Instructions to follow:
An exact transcription of all the entries is needed; pictures stay out.

(Excerpts from a figure dataset)

────────

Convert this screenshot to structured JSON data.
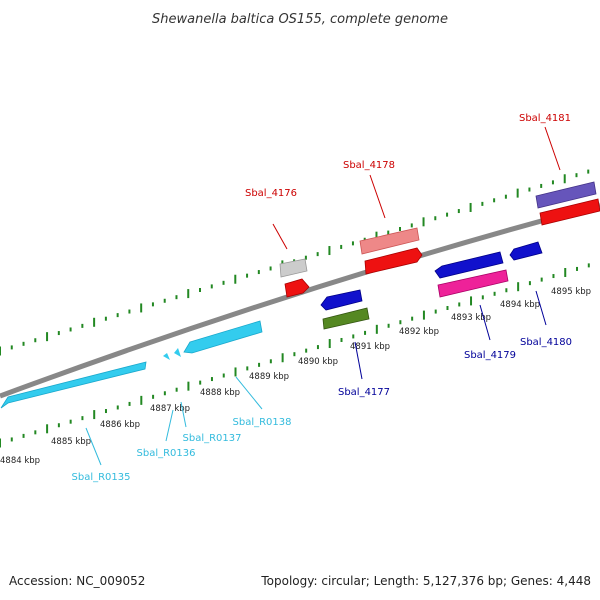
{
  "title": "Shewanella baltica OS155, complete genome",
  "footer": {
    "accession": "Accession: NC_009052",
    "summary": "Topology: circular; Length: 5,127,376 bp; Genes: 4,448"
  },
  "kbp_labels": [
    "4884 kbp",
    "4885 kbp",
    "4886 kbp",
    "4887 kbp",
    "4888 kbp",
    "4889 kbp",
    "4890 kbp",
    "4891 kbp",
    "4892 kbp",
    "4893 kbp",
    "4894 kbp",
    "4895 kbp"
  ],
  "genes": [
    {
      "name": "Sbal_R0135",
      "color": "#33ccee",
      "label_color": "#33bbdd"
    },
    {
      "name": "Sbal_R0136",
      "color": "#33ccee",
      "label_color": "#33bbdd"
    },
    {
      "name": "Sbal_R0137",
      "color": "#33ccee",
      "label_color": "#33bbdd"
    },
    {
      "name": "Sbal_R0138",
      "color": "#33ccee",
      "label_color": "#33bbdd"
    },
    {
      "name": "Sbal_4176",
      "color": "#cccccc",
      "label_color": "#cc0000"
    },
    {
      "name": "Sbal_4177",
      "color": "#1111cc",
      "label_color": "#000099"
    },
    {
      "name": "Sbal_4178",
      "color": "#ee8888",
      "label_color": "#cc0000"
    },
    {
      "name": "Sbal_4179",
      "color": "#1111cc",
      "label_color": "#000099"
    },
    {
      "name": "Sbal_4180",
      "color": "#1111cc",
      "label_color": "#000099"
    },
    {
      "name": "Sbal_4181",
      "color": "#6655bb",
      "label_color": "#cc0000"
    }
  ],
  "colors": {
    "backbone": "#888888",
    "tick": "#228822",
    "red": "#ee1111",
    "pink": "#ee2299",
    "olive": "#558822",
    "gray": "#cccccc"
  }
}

────────

Problem solution:
Convert this screenshot to structured JSON data.
{
  "title": "Shewanella baltica OS155, complete genome",
  "footer": {
    "accession": "Accession: NC_009052",
    "summary": "Topology: circular; Length: 5,127,376 bp; Genes: 4,448"
  },
  "kbp_labels": [
    "4884 kbp",
    "4885 kbp",
    "4886 kbp",
    "4887 kbp",
    "4888 kbp",
    "4889 kbp",
    "4890 kbp",
    "4891 kbp",
    "4892 kbp",
    "4893 kbp",
    "4894 kbp",
    "4895 kbp"
  ],
  "genes": [
    {
      "name": "Sbal_R0135",
      "color": "#33ccee",
      "label_color": "#33bbdd"
    },
    {
      "name": "Sbal_R0136",
      "color": "#33ccee",
      "label_color": "#33bbdd"
    },
    {
      "name": "Sbal_R0137",
      "color": "#33ccee",
      "label_color": "#33bbdd"
    },
    {
      "name": "Sbal_R0138",
      "color": "#33ccee",
      "label_color": "#33bbdd"
    },
    {
      "name": "Sbal_4176",
      "color": "#cccccc",
      "label_color": "#cc0000"
    },
    {
      "name": "Sbal_4177",
      "color": "#1111cc",
      "label_color": "#000099"
    },
    {
      "name": "Sbal_4178",
      "color": "#ee8888",
      "label_color": "#cc0000"
    },
    {
      "name": "Sbal_4179",
      "color": "#1111cc",
      "label_color": "#000099"
    },
    {
      "name": "Sbal_4180",
      "color": "#1111cc",
      "label_color": "#000099"
    },
    {
      "name": "Sbal_4181",
      "color": "#6655bb",
      "label_color": "#cc0000"
    }
  ],
  "colors": {
    "backbone": "#888888",
    "tick": "#228822",
    "red": "#ee1111",
    "pink": "#ee2299",
    "olive": "#558822",
    "gray": "#cccccc"
  }
}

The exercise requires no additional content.